• **What is expected**:
The answer must consist of each line of the records below that contains the string "yangi".

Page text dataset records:
-- -- --

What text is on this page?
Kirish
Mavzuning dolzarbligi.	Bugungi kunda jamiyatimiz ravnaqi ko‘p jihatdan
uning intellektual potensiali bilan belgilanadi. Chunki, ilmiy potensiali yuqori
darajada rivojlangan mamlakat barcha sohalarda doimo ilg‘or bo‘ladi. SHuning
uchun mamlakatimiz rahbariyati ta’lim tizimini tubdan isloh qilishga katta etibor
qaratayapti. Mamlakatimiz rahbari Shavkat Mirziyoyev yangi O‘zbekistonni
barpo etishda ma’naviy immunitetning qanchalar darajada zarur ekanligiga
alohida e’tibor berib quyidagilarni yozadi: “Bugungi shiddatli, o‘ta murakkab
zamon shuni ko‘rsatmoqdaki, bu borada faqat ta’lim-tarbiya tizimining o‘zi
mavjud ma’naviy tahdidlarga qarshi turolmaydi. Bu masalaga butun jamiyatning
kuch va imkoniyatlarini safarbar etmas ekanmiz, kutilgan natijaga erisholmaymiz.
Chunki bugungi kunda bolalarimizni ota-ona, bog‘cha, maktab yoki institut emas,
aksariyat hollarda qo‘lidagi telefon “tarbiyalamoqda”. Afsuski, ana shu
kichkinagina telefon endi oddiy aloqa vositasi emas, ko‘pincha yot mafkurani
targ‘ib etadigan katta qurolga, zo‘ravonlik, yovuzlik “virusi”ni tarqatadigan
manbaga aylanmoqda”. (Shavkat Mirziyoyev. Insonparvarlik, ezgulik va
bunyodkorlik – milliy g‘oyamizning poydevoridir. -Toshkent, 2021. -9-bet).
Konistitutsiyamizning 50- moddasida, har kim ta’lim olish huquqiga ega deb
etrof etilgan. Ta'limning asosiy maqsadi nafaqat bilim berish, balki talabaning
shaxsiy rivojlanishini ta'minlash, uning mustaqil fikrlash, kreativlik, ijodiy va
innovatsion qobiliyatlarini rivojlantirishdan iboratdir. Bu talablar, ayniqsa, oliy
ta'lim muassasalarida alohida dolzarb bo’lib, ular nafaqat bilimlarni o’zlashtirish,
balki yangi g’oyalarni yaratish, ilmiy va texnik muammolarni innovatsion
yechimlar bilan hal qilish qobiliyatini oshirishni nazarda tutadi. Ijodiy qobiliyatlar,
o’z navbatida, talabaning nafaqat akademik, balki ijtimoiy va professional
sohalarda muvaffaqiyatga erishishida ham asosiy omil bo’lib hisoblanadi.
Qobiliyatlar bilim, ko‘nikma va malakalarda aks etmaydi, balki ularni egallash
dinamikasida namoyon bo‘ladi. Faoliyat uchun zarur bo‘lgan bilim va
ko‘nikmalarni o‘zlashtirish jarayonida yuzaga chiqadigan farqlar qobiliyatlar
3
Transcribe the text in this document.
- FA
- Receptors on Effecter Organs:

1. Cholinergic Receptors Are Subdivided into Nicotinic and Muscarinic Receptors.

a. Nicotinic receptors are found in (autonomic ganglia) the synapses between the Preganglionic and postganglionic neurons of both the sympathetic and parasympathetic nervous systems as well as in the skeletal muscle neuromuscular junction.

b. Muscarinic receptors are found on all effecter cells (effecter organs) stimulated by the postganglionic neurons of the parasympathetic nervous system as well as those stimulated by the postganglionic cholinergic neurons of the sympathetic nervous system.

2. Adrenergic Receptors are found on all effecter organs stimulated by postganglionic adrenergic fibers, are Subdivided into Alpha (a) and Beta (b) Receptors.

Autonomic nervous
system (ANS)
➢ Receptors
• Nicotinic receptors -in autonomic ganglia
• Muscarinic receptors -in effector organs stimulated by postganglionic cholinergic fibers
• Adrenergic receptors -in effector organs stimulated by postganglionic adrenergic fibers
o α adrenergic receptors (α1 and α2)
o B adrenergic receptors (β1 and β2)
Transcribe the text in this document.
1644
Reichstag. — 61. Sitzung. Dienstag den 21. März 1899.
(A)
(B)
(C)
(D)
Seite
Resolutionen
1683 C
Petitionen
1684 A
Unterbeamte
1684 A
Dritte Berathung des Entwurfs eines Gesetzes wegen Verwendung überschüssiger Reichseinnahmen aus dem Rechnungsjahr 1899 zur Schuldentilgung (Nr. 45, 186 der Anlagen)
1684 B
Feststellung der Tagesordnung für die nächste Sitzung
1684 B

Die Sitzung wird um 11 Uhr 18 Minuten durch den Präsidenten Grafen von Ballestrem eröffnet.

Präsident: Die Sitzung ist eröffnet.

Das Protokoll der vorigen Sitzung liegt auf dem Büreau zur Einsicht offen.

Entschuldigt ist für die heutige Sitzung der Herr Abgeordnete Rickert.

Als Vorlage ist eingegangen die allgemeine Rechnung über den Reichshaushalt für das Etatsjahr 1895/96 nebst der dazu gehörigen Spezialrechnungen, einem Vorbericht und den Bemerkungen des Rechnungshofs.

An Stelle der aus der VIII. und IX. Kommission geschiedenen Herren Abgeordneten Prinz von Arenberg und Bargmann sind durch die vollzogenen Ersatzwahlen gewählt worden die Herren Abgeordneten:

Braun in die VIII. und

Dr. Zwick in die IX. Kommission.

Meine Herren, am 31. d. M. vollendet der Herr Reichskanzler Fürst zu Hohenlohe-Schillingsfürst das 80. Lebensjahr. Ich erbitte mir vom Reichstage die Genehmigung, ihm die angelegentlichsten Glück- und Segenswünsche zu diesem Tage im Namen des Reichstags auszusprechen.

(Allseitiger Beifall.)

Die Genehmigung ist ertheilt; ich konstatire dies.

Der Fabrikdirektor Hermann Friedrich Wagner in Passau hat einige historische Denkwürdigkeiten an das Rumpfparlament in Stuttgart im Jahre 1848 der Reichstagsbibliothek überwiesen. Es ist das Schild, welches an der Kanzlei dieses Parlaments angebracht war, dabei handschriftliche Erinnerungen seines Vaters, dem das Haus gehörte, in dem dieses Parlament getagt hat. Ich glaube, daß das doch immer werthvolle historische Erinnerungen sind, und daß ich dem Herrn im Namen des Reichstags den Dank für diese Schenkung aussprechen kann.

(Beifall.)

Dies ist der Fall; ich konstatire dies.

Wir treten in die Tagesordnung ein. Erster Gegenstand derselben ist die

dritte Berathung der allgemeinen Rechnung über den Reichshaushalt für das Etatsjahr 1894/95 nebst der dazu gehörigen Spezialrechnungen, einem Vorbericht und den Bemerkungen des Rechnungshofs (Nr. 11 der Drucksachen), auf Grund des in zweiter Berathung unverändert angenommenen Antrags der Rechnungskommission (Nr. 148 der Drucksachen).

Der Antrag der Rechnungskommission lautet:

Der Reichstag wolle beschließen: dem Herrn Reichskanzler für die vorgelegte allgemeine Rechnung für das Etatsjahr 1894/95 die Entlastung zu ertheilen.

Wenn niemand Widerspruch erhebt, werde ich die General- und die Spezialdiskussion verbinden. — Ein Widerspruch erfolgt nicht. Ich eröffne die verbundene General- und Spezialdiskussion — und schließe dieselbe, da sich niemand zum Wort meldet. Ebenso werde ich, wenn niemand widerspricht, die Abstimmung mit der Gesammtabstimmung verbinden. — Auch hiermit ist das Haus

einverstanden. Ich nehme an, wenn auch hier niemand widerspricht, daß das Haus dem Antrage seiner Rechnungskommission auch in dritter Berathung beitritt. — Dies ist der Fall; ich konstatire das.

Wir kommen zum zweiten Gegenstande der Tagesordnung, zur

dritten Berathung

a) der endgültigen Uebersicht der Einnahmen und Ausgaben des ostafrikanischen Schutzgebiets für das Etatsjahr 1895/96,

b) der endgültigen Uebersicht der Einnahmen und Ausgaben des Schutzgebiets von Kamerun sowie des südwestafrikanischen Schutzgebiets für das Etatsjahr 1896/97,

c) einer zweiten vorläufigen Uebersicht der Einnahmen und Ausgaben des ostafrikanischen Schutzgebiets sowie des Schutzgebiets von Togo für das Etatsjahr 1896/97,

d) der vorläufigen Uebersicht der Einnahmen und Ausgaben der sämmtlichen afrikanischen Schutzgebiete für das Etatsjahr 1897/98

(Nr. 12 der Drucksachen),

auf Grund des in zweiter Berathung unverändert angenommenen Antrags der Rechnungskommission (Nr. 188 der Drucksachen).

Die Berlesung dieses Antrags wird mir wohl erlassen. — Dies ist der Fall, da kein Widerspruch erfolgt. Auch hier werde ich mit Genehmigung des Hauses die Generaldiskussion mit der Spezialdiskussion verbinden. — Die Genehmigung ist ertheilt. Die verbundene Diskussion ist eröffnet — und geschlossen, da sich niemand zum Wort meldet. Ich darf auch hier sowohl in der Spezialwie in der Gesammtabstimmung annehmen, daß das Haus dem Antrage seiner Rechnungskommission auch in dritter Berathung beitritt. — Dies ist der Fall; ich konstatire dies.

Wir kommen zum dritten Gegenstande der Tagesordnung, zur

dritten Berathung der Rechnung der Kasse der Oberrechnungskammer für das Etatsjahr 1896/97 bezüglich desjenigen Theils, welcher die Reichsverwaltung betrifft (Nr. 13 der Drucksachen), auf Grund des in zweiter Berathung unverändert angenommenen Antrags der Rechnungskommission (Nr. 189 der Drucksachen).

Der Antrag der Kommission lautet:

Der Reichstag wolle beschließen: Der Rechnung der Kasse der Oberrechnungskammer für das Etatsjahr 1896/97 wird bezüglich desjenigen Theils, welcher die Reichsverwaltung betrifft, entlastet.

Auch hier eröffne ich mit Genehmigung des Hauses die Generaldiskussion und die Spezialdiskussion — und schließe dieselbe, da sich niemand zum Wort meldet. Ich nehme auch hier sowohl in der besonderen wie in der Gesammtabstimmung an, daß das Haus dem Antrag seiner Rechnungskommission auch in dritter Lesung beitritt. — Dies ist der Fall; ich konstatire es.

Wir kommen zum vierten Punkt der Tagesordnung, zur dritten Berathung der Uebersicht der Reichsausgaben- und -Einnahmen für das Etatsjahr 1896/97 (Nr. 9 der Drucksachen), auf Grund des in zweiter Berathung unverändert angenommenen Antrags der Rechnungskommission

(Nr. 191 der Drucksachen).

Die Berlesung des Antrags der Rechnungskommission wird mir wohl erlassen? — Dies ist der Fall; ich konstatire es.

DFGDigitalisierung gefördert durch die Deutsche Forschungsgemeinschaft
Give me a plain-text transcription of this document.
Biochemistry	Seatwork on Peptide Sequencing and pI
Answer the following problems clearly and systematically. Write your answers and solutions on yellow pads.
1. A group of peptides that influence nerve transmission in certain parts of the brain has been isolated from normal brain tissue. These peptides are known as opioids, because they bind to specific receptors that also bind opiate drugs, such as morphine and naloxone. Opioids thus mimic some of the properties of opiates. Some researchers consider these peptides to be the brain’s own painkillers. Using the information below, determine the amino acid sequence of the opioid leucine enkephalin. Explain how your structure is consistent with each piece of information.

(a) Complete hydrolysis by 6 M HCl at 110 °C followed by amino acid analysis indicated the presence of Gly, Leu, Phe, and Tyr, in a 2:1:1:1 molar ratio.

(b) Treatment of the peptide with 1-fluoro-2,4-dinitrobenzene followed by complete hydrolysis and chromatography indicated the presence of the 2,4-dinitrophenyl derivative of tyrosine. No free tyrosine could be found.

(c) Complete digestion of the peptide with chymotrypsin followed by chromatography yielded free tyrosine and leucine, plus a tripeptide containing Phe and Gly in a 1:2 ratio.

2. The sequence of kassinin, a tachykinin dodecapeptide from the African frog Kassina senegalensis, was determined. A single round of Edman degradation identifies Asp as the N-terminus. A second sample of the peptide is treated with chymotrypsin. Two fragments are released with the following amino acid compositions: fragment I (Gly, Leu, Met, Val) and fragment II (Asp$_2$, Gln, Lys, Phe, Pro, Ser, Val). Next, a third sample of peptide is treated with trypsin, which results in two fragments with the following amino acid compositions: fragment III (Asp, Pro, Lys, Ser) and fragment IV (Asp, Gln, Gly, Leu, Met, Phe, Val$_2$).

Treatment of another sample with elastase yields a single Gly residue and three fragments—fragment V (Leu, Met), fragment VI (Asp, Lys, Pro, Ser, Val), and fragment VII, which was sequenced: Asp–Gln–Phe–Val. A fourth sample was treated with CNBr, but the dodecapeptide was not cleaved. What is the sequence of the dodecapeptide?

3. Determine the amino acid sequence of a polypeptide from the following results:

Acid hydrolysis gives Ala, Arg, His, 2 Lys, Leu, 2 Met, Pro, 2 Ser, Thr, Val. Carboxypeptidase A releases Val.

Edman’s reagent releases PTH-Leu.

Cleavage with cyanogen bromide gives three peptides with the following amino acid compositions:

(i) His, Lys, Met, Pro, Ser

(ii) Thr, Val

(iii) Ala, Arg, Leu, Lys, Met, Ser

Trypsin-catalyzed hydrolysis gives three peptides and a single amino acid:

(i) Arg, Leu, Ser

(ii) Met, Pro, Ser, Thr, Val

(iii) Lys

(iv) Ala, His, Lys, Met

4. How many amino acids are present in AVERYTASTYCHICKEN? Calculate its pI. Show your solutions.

-- -- --

• **Exercise output**:
qaratayapti. Mamlakatimiz rahbari Shavkat Mirziyoyev yangi O‘zbekistonni
balki yangi g’oyalarni yaratish, ilmiy va texnik muammolarni innovatsion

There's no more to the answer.